_Exercise instructions_
Identify and pull out each line of the entries in which "absolu" occurs.

_Information provided_

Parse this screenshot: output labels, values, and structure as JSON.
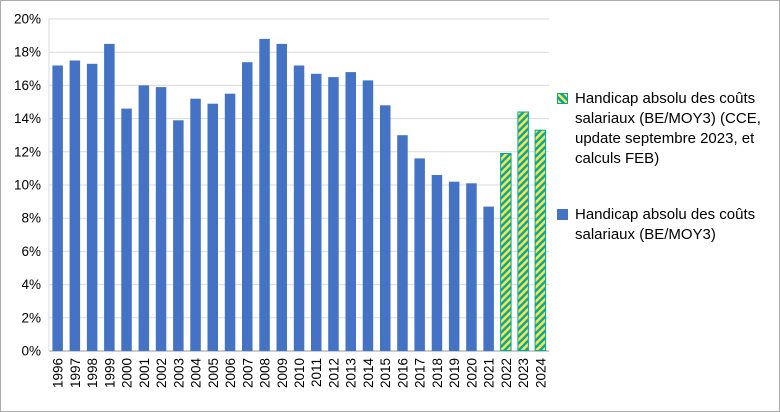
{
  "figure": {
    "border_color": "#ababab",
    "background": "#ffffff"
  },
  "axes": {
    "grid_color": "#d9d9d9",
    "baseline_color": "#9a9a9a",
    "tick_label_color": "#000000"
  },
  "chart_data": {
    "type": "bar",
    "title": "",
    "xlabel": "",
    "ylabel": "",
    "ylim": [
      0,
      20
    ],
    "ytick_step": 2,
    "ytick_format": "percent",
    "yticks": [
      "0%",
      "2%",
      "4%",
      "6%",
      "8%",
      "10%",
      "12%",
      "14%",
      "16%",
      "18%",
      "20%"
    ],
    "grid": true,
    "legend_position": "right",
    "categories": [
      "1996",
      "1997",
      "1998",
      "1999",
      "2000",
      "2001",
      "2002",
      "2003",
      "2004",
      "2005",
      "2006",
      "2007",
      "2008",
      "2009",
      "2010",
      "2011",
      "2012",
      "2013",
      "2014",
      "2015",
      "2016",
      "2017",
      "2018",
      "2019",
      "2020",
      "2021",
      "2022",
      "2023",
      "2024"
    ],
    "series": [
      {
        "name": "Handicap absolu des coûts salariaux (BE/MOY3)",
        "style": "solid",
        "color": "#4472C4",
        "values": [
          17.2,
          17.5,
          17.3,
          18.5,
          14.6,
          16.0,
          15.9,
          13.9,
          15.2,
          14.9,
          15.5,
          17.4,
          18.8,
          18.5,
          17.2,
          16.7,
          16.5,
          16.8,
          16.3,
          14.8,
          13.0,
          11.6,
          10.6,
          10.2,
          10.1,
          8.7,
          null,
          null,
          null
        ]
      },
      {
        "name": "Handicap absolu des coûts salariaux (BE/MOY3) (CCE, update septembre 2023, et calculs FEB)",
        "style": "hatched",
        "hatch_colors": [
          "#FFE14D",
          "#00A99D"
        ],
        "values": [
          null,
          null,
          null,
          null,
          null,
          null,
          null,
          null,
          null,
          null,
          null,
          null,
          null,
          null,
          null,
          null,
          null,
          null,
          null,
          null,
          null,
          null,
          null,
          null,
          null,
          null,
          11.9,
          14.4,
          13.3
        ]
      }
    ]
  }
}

_Solution to this problem_
        "name": "Handicap absolu des coûts salariaux (BE/MOY3)",
        "name": "Handicap absolu des coûts salariaux (BE/MOY3) (CCE, update septembre 2023, et calculs FEB)",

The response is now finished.